**WHAT YOU SHOULD DO**: List each line below that contains the string "value". Letter case matters.

◇ ◇ ◇

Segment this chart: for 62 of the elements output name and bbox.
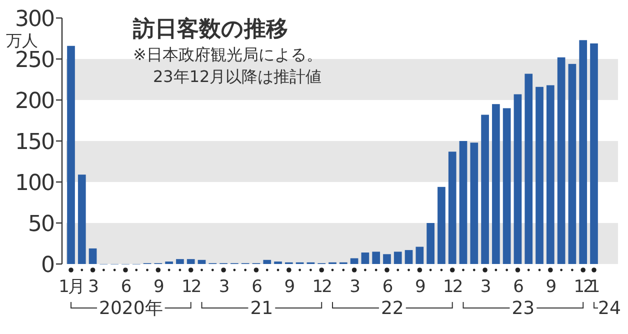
- x-tick-label: 9: [415, 277, 426, 297]
- bar: [524, 74, 533, 264]
- x-tick-label: 9: [284, 277, 294, 297]
- bar: [350, 258, 358, 264]
- x-tick-label: 12: [574, 277, 594, 297]
- bar: [459, 141, 468, 264]
- text: ※日本政府観光局による。 23年12月以降は推計値: [133, 45, 322, 86]
- bar: [361, 252, 370, 264]
- y-tick-label: 250: [15, 48, 54, 73]
- bar: [372, 252, 380, 264]
- y-tick-label: 0: [41, 253, 54, 278]
- y-tick-label: 300: [15, 7, 54, 32]
- text: 24: [598, 298, 621, 319]
- y-tick-label: 150: [15, 130, 54, 155]
- x-tick-label: 12: [182, 277, 201, 297]
- x-tick-label: 3: [88, 277, 98, 297]
- x-tick-label: 3: [480, 277, 490, 297]
- bar: [481, 114, 489, 264]
- chart-title: 訪日客数の推移: [132, 16, 288, 42]
- bar: [448, 152, 456, 264]
- bar: [67, 46, 75, 264]
- text: 2020年: [99, 298, 163, 319]
- text: 22: [380, 298, 404, 319]
- bar: [470, 142, 478, 264]
- bar: [546, 85, 554, 264]
- x-tick-label: 6: [513, 277, 524, 297]
- text: 23: [512, 298, 535, 319]
- x-tick-label: 3: [350, 277, 360, 297]
- x-tick-label: 6: [252, 277, 262, 297]
- bar: [383, 254, 391, 264]
- x-tick-label: 6: [382, 277, 392, 297]
- bar: [536, 86, 544, 264]
- bar: [438, 186, 446, 264]
- x-tick-label: 9: [546, 277, 556, 297]
- y-axis-title: 万人: [6, 31, 38, 50]
- bar: [186, 259, 195, 264]
- bar: [78, 174, 86, 264]
- y-tick-label: 50: [28, 212, 54, 237]
- bar: [502, 108, 511, 264]
- bar: [394, 252, 402, 264]
- bar: [568, 64, 576, 264]
- bar: [426, 223, 434, 264]
- x-tick-label: 12: [312, 277, 332, 297]
- bar: [416, 246, 424, 264]
- bar: [590, 43, 598, 264]
- bar: [492, 104, 500, 264]
- x-tick-label: 3: [218, 277, 229, 297]
- bar: [88, 248, 97, 264]
- x-tick-label: 6: [120, 277, 131, 297]
- bar: [176, 259, 184, 264]
- bar: [514, 94, 522, 264]
- bar: [263, 260, 272, 264]
- bar: [579, 40, 588, 264]
- bar: [198, 260, 206, 264]
- y-tick-label: 100: [15, 171, 54, 196]
- bar: [404, 250, 413, 264]
- x-tick-label: 12: [443, 277, 462, 297]
- bar: [557, 57, 566, 264]
- x-tick-label: 9: [154, 277, 164, 297]
- text: 21: [250, 298, 274, 319]
- x-tick-label: 1月: [58, 277, 84, 297]
- y-tick-label: 200: [15, 89, 54, 114]
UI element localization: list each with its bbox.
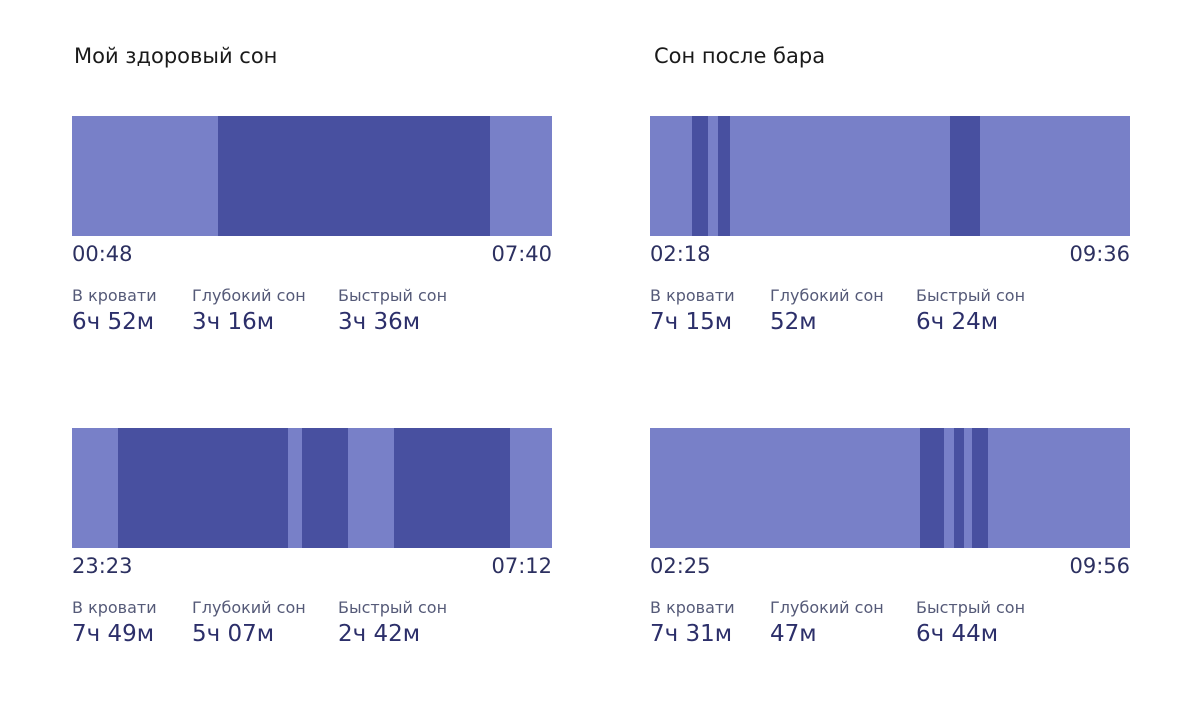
stat-rem-sleep: Быстрый сон 3ч 36м: [338, 286, 447, 335]
stat-value: 6ч 52м: [72, 309, 155, 335]
stat-label: Глубокий сон: [192, 286, 306, 305]
stat-deep-sleep: Глубокий сон 52м: [770, 286, 884, 335]
sleep-start-time: 02:25: [650, 554, 711, 578]
sleep-start-time: 00:48: [72, 242, 133, 266]
deep-sleep-segment: [920, 428, 945, 548]
stat-value: 3ч 16м: [192, 309, 275, 335]
stat-label: Быстрый сон: [916, 286, 1026, 305]
deep-sleep-segment: [953, 428, 964, 548]
stat-value: 6ч 44м: [916, 621, 999, 647]
stat-value: 6ч 24м: [916, 309, 999, 335]
deep-sleep-segment: [718, 116, 731, 236]
deep-sleep-segment: [950, 116, 981, 236]
stat-deep-sleep: Глубокий сон 47м: [770, 598, 884, 647]
stat-value: 7ч 31м: [650, 621, 733, 647]
stat-in-bed: В кровати 7ч 49м: [72, 598, 157, 647]
column-title-after-bar: Сон после бара: [654, 44, 826, 68]
deep-sleep-segment: [301, 428, 348, 548]
deep-sleep-segment: [692, 116, 709, 236]
stat-label: В кровати: [72, 286, 157, 305]
sleep-timeline-bar: [650, 116, 1130, 236]
sleep-timeline-bar: [72, 428, 552, 548]
sleep-card: 23:23 07:12 В кровати 7ч 49м Глубокий со…: [72, 428, 552, 668]
stat-deep-sleep: Глубокий сон 3ч 16м: [192, 286, 306, 335]
stat-value: 7ч 15м: [650, 309, 733, 335]
stat-label: Глубокий сон: [770, 286, 884, 305]
stat-label: Быстрый сон: [916, 598, 1026, 617]
sleep-timeline-bar: [650, 428, 1130, 548]
stat-value: 47м: [770, 621, 817, 647]
sleep-end-time: 07:12: [491, 554, 552, 578]
stat-label: В кровати: [72, 598, 157, 617]
sleep-start-time: 23:23: [72, 554, 133, 578]
stat-rem-sleep: Быстрый сон 6ч 44м: [916, 598, 1025, 647]
stat-rem-sleep: Быстрый сон 2ч 42м: [338, 598, 447, 647]
sleep-card: 02:18 09:36 В кровати 7ч 15м Глубокий со…: [650, 116, 1130, 356]
stat-value: 7ч 49м: [72, 621, 155, 647]
stat-rem-sleep: Быстрый сон 6ч 24м: [916, 286, 1025, 335]
stat-in-bed: В кровати 7ч 15м: [650, 286, 735, 335]
sleep-end-time: 09:36: [1069, 242, 1130, 266]
stat-label: Быстрый сон: [338, 598, 448, 617]
sleep-end-time: 07:40: [491, 242, 552, 266]
stat-value: 2ч 42м: [338, 621, 421, 647]
stat-label: В кровати: [650, 598, 735, 617]
sleep-card: 00:48 07:40 В кровати 6ч 52м Глубокий со…: [72, 116, 552, 356]
deep-sleep-segment: [972, 428, 988, 548]
stat-in-bed: В кровати 7ч 31м: [650, 598, 735, 647]
sleep-timeline-bar: [72, 116, 552, 236]
stat-label: Глубокий сон: [770, 598, 884, 617]
stat-in-bed: В кровати 6ч 52м: [72, 286, 157, 335]
sleep-end-time: 09:56: [1069, 554, 1130, 578]
stat-value: 52м: [770, 309, 817, 335]
stat-label: Быстрый сон: [338, 286, 448, 305]
sleep-start-time: 02:18: [650, 242, 711, 266]
sleep-card: 02:25 09:56 В кровати 7ч 31м Глубокий со…: [650, 428, 1130, 668]
stat-label: Глубокий сон: [192, 598, 306, 617]
stat-deep-sleep: Глубокий сон 5ч 07м: [192, 598, 306, 647]
deep-sleep-segment: [118, 428, 288, 548]
deep-sleep-segment: [394, 428, 511, 548]
stat-value: 5ч 07м: [192, 621, 275, 647]
stat-label: В кровати: [650, 286, 735, 305]
deep-sleep-segment: [217, 116, 491, 236]
stat-value: 3ч 36м: [338, 309, 421, 335]
column-title-healthy: Мой здоровый сон: [74, 44, 278, 68]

◇ ◇ ◇

**RESULT FOR THIS EXERCISE**:
stat-value: 6ч 52м: [72, 309, 155, 335]
stat-value: 3ч 16м: [192, 309, 275, 335]
stat-value: 6ч 44м: [916, 621, 999, 647]
stat-value: 6ч 24м: [916, 309, 999, 335]
stat-value: 7ч 31м: [650, 621, 733, 647]
stat-value: 7ч 15м: [650, 309, 733, 335]
stat-value: 47м: [770, 621, 817, 647]
stat-value: 7ч 49м: [72, 621, 155, 647]
stat-value: 2ч 42м: [338, 621, 421, 647]
stat-value: 52м: [770, 309, 817, 335]
stat-value: 5ч 07м: [192, 621, 275, 647]
stat-value: 3ч 36м: [338, 309, 421, 335]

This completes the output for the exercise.